» **Job**
Pull out every line of the listing below where "наследия" appears.

» **The records**
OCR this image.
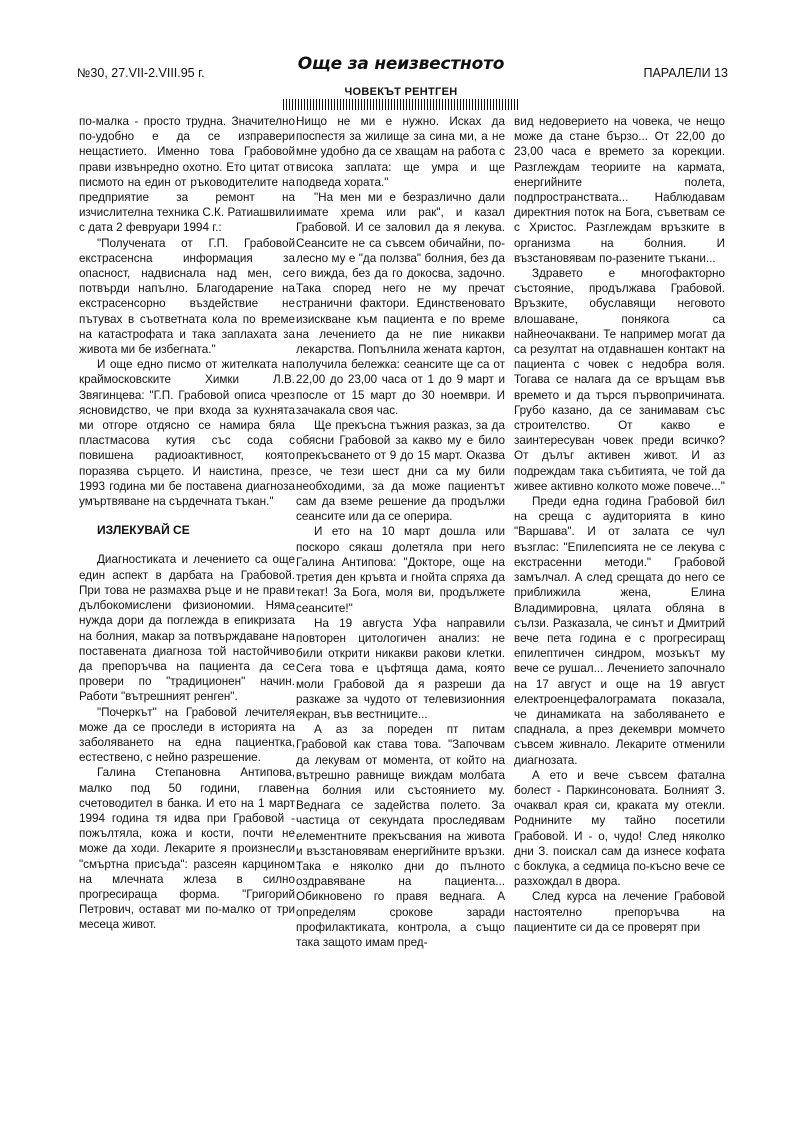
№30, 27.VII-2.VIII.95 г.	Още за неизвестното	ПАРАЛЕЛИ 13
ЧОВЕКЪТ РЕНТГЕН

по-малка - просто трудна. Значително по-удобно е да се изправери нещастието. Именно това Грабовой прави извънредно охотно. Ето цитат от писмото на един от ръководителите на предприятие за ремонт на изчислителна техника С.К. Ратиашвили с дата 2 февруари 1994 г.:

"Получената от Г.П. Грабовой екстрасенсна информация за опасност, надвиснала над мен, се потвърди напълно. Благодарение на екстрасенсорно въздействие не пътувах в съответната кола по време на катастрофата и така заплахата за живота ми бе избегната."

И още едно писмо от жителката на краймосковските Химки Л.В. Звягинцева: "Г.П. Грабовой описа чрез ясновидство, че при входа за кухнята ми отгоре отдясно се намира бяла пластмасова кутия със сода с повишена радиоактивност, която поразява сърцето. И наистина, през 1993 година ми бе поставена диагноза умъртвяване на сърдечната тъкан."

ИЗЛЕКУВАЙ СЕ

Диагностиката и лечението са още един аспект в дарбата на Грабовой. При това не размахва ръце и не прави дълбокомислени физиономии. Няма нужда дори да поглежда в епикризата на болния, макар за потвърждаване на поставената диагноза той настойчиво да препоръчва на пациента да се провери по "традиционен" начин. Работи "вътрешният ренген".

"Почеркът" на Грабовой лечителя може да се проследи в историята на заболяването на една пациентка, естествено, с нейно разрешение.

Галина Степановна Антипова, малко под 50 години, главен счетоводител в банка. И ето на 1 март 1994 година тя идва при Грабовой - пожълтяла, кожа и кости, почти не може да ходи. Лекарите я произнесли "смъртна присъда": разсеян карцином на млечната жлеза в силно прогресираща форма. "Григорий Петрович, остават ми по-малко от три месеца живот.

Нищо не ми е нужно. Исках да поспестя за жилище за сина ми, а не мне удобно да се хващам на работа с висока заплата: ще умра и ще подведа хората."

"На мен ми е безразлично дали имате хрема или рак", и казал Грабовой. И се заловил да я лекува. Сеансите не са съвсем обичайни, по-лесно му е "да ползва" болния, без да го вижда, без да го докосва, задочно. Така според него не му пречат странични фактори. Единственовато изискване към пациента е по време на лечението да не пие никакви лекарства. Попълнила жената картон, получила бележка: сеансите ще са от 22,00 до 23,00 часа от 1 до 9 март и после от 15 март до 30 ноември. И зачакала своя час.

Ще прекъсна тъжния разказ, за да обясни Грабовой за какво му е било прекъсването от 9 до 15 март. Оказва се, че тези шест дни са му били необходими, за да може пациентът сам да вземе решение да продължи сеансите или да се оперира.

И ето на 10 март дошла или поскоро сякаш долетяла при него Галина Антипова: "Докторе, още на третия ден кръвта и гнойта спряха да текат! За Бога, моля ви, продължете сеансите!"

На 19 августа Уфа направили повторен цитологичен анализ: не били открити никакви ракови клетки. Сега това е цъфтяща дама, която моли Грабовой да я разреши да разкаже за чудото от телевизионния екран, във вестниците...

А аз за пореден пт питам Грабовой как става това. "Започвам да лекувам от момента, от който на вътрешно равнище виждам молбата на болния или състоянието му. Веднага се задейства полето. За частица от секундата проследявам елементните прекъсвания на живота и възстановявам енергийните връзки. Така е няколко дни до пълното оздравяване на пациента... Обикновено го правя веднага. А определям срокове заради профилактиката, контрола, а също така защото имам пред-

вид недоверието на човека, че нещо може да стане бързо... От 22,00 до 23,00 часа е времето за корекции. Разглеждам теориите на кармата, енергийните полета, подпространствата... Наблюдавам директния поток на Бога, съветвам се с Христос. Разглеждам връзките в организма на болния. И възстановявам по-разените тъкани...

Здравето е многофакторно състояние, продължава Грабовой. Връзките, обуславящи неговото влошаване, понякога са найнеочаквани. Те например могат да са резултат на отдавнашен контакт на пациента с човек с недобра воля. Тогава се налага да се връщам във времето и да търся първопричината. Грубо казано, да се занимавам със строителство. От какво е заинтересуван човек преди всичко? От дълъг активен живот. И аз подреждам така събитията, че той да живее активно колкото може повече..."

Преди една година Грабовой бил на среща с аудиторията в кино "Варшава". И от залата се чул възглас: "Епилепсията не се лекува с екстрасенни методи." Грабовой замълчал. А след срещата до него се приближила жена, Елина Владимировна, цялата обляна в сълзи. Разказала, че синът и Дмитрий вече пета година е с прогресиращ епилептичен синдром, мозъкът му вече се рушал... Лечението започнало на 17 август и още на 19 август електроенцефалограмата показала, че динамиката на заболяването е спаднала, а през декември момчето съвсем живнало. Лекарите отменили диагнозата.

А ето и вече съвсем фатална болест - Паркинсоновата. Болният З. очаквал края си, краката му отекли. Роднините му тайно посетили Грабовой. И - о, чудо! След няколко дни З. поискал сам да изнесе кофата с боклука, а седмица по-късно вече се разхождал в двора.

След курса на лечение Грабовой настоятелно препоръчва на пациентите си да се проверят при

...

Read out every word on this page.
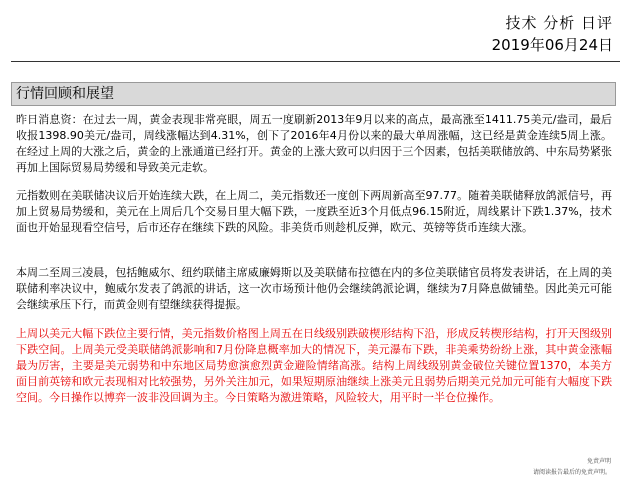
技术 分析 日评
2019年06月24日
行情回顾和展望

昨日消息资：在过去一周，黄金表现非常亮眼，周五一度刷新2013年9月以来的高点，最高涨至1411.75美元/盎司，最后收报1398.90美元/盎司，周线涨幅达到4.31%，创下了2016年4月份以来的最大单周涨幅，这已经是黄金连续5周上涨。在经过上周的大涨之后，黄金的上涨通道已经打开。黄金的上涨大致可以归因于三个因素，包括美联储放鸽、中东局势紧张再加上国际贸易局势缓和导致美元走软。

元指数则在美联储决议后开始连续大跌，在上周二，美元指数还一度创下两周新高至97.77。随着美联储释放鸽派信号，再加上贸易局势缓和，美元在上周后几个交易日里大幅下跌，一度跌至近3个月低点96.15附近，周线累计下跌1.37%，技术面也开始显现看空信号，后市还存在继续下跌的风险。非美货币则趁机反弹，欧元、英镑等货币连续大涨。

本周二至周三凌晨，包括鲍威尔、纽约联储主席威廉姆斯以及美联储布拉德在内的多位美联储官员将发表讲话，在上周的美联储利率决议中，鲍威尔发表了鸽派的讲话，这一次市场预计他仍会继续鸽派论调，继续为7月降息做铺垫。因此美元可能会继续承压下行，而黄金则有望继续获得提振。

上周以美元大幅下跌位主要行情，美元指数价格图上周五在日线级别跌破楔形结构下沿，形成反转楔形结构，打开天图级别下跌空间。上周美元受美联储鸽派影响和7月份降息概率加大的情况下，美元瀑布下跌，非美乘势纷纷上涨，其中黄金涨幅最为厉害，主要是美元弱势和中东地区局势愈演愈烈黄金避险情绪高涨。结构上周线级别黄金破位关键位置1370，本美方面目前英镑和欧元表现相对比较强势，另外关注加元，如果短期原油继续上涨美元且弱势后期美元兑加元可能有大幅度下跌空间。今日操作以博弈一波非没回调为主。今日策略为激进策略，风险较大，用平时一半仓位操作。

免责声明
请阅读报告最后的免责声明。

* * *

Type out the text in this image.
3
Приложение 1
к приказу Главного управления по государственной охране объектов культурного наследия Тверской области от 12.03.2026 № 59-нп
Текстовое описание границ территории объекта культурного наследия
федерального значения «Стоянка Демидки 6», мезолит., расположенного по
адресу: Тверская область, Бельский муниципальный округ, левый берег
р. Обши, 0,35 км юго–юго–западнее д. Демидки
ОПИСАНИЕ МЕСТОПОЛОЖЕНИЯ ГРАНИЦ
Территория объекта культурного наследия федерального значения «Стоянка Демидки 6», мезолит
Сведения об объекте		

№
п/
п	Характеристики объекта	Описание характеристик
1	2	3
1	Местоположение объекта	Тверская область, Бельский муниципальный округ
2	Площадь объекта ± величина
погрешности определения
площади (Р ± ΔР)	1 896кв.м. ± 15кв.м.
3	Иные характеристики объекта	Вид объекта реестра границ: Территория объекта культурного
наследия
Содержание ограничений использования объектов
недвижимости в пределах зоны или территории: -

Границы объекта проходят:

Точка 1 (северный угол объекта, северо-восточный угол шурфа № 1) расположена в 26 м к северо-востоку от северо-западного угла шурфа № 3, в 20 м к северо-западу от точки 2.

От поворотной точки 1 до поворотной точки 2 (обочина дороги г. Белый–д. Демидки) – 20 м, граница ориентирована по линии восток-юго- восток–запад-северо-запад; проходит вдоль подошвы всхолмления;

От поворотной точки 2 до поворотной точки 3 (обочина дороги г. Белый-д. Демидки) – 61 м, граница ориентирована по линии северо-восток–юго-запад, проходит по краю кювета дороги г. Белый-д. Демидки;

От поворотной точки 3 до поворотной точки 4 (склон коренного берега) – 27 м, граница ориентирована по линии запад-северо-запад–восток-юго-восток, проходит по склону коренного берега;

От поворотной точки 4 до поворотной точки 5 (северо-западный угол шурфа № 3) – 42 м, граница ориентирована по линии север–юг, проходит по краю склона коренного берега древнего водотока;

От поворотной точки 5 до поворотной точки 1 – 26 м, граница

» **Final result**
к приказу Главного управления по государственной охране объектов культурного наследия Тверской области от 12.03.2026 № 59-нп
Текстовое описание границ территории объекта культурного наследия
Территория объекта культурного наследия федерального значения «Стоянка Демидки 6», мезолит
наследия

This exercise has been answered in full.